— Task —
Reproduce all records verbatim.

— Collected data —
----

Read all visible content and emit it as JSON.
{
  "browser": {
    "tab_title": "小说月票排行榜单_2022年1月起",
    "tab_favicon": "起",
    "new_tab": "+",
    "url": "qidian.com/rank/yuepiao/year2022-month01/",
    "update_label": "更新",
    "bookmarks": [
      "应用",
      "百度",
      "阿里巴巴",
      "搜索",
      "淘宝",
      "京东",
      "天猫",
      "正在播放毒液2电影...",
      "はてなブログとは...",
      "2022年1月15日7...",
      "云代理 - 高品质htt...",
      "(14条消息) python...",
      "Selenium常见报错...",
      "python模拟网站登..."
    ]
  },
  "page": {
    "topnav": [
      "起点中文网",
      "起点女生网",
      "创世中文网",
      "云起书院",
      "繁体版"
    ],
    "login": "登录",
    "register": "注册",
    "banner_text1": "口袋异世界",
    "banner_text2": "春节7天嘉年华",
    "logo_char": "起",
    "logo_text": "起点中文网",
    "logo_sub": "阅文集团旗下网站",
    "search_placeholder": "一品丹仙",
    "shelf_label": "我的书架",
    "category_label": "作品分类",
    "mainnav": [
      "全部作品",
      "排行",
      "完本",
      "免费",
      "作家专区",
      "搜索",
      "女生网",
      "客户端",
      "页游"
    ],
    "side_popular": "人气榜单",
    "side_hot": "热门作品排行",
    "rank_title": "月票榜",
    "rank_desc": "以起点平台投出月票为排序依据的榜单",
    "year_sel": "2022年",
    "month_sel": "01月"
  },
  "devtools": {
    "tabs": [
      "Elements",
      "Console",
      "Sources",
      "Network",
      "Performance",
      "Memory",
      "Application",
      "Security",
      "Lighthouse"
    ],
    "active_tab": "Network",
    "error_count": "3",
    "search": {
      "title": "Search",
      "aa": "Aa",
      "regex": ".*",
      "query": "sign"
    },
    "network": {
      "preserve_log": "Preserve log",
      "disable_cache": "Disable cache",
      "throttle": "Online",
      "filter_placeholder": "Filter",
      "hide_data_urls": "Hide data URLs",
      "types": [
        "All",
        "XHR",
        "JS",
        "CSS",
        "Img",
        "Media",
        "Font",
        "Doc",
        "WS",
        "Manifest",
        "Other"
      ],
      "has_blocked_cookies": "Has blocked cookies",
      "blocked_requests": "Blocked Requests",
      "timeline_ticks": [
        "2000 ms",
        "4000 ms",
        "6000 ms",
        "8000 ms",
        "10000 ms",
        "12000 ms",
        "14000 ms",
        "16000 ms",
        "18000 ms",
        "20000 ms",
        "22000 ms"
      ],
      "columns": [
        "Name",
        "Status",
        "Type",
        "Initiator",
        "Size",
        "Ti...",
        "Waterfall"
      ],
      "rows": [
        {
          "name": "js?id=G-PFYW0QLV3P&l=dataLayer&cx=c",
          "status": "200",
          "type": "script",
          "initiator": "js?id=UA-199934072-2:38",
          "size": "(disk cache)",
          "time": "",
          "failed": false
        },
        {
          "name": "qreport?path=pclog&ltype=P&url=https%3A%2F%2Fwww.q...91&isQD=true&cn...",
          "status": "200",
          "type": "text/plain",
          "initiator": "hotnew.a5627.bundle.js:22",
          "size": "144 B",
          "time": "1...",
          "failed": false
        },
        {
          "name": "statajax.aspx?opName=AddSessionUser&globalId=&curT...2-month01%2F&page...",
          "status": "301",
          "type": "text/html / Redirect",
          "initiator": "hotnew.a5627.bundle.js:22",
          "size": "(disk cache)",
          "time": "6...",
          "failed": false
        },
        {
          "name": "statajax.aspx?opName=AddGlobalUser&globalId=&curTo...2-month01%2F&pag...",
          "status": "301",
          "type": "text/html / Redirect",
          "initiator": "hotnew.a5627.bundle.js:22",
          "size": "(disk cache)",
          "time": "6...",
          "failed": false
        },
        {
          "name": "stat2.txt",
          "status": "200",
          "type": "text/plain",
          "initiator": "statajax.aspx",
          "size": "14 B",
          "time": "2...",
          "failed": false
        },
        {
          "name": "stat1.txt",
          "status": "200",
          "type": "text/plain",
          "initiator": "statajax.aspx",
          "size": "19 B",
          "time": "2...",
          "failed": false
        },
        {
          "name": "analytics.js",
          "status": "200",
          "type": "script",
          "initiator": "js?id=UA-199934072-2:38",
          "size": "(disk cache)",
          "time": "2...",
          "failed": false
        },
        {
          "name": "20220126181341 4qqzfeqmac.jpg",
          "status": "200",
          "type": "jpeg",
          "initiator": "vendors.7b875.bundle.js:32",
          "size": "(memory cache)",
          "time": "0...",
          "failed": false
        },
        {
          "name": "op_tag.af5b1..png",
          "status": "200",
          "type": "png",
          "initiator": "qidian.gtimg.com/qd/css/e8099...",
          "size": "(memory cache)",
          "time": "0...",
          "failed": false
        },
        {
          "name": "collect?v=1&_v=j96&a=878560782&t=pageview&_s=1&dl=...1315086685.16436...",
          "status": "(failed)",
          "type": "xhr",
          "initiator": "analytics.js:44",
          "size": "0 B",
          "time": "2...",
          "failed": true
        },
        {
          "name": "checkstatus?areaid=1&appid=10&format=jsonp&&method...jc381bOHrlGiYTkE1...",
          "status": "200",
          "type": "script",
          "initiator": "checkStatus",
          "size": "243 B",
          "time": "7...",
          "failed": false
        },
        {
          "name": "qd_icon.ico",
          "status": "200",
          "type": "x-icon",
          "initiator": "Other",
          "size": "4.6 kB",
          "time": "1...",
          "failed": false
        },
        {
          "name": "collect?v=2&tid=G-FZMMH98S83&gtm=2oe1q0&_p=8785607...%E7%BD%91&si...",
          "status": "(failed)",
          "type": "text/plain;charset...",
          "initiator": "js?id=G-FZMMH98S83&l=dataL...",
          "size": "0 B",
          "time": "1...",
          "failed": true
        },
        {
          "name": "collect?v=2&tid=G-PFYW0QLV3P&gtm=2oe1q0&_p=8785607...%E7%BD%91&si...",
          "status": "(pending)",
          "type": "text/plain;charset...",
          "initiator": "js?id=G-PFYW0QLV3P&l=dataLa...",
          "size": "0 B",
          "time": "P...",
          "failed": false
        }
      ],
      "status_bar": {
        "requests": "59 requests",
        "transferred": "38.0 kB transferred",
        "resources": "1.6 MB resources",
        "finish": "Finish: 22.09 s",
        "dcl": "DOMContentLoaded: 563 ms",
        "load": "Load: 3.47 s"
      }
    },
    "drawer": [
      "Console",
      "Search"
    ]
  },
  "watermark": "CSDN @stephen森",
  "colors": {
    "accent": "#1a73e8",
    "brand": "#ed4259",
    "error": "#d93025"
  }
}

----

— Exercise answer —
Read all visible content and emit it as JSON.
{
  "browser": {
    "tab_title": "小说月票排行榜单_2022年1月起",
    "tab_favicon": "起",
    "new_tab": "+",
    "url": "qidian.com/rank/yuepiao/year2022-month01/",
    "update_label": "更新",
    "bookmarks": [
      "应用",
      "百度",
      "阿里巴巴",
      "搜索",
      "淘宝",
      "京东",
      "天猫",
      "正在播放毒液2电影...",
      "はてなブログとは...",
      "2022年1月15日7...",
      "云代理 - 高品质htt...",
      "(14条消息) python...",
      "Selenium常见报错...",
      "python模拟网站登..."
    ]
  },
  "page": {
    "topnav": [
      "起点中文网",
      "起点女生网",
      "创世中文网",
      "云起书院",
      "繁体版"
    ],
    "login": "登录",
    "register": "注册",
    "banner_text1": "口袋异世界",
    "banner_text2": "春节7天嘉年华",
    "logo_char": "起",
    "logo_text": "起点中文网",
    "logo_sub": "阅文集团旗下网站",
    "search_placeholder": "一品丹仙",
    "shelf_label": "我的书架",
    "category_label": "作品分类",
    "mainnav": [
      "全部作品",
      "排行",
      "完本",
      "免费",
      "作家专区",
      "搜索",
      "女生网",
      "客户端",
      "页游"
    ],
    "side_popular": "人气榜单",
    "side_hot": "热门作品排行",
    "rank_title": "月票榜",
    "rank_desc": "以起点平台投出月票为排序依据的榜单",
    "year_sel": "2022年",
    "month_sel": "01月"
  },
  "devtools": {
    "tabs": [
      "Elements",
      "Console",
      "Sources",
      "Network",
      "Performance",
      "Memory",
      "Application",
      "Security",
      "Lighthouse"
    ],
    "active_tab": "Network",
    "error_count": "3",
    "search": {
      "title": "Search",
      "aa": "Aa",
      "regex": ".*",
      "query": "sign"
    },
    "network": {
      "preserve_log": "Preserve log",
      "disable_cache": "Disable cache",
      "throttle": "Online",
      "filter_placeholder": "Filter",
      "hide_data_urls": "Hide data URLs",
      "types": [
        "All",
        "XHR",
        "JS",
        "CSS",
        "Img",
        "Media",
        "Font",
        "Doc",
        "WS",
        "Manifest",
        "Other"
      ],
      "has_blocked_cookies": "Has blocked cookies",
      "blocked_requests": "Blocked Requests",
      "timeline_ticks": [
        "2000 ms",
        "4000 ms",
        "6000 ms",
        "8000 ms",
        "10000 ms",
        "12000 ms",
        "14000 ms",
        "16000 ms",
        "18000 ms",
        "20000 ms",
        "22000 ms"
      ],
      "columns": [
        "Name",
        "Status",
        "Type",
        "Initiator",
        "Size",
        "Ti...",
        "Waterfall"
      ],
      "rows": [
        {
          "name": "js?id=G-PFYW0QLV3P&l=dataLayer&cx=c",
          "status": "200",
          "type": "script",
          "initiator": "js?id=UA-199934072-2:38",
          "size": "(disk cache)",
          "time": "",
          "failed": false
        },
        {
          "name": "qreport?path=pclog&ltype=P&url=https%3A%2F%2Fwww.q...91&isQD=true&cn...",
          "status": "200",
          "type": "text/plain",
          "initiator": "hotnew.a5627.bundle.js:22",
          "size": "144 B",
          "time": "1...",
          "failed": false
        },
        {
          "name": "statajax.aspx?opName=AddSessionUser&globalId=&curT...2-month01%2F&page...",
          "status": "301",
          "type": "text/html / Redirect",
          "initiator": "hotnew.a5627.bundle.js:22",
          "size": "(disk cache)",
          "time": "6...",
          "failed": false
        },
        {
          "name": "statajax.aspx?opName=AddGlobalUser&globalId=&curTo...2-month01%2F&pag...",
          "status": "301",
          "type": "text/html / Redirect",
          "initiator": "hotnew.a5627.bundle.js:22",
          "size": "(disk cache)",
          "time": "6...",
          "failed": false
        },
        {
          "name": "stat2.txt",
          "status": "200",
          "type": "text/plain",
          "initiator": "statajax.aspx",
          "size": "14 B",
          "time": "2...",
          "failed": false
        },
        {
          "name": "stat1.txt",
          "status": "200",
          "type": "text/plain",
          "initiator": "statajax.aspx",
          "size": "19 B",
          "time": "2...",
          "failed": false
        },
        {
          "name": "analytics.js",
          "status": "200",
          "type": "script",
          "initiator": "js?id=UA-199934072-2:38",
          "size": "(disk cache)",
          "time": "2...",
          "failed": false
        },
        {
          "name": "20220126181341 4qqzfeqmac.jpg",
          "status": "200",
          "type": "jpeg",
          "initiator": "vendors.7b875.bundle.js:32",
          "size": "(memory cache)",
          "time": "0...",
          "failed": false
        },
        {
          "name": "op_tag.af5b1..png",
          "status": "200",
          "type": "png",
          "initiator": "qidian.gtimg.com/qd/css/e8099...",
          "size": "(memory cache)",
          "time": "0...",
          "failed": false
        },
        {
          "name": "collect?v=1&_v=j96&a=878560782&t=pageview&_s=1&dl=...1315086685.16436...",
          "status": "(failed)",
          "type": "xhr",
          "initiator": "analytics.js:44",
          "size": "0 B",
          "time": "2...",
          "failed": true
        },
        {
          "name": "checkstatus?areaid=1&appid=10&format=jsonp&&method...jc381bOHrlGiYTkE1...",
          "status": "200",
          "type": "script",
          "initiator": "checkStatus",
          "size": "243 B",
          "time": "7...",
          "failed": false
        },
        {
          "name": "qd_icon.ico",
          "status": "200",
          "type": "x-icon",
          "initiator": "Other",
          "size": "4.6 kB",
          "time": "1...",
          "failed": false
        },
        {
          "name": "collect?v=2&tid=G-FZMMH98S83&gtm=2oe1q0&_p=8785607...%E7%BD%91&si...",
          "status": "(failed)",
          "type": "text/plain;charset...",
          "initiator": "js?id=G-FZMMH98S83&l=dataL...",
          "size": "0 B",
          "time": "1...",
          "failed": true
        },
        {
          "name": "collect?v=2&tid=G-PFYW0QLV3P&gtm=2oe1q0&_p=8785607...%E7%BD%91&si...",
          "status": "(pending)",
          "type": "text/plain;charset...",
          "initiator": "js?id=G-PFYW0QLV3P&l=dataLa...",
          "size": "0 B",
          "time": "P...",
          "failed": false
        }
      ],
      "status_bar": {
        "requests": "59 requests",
        "transferred": "38.0 kB transferred",
        "resources": "1.6 MB resources",
        "finish": "Finish: 22.09 s",
        "dcl": "DOMContentLoaded: 563 ms",
        "load": "Load: 3.47 s"
      }
    },
    "drawer": [
      "Console",
      "Search"
    ]
  },
  "watermark": "CSDN @stephen森",
  "colors": {
    "accent": "#1a73e8",
    "brand": "#ed4259",
    "error": "#d93025"
  }
}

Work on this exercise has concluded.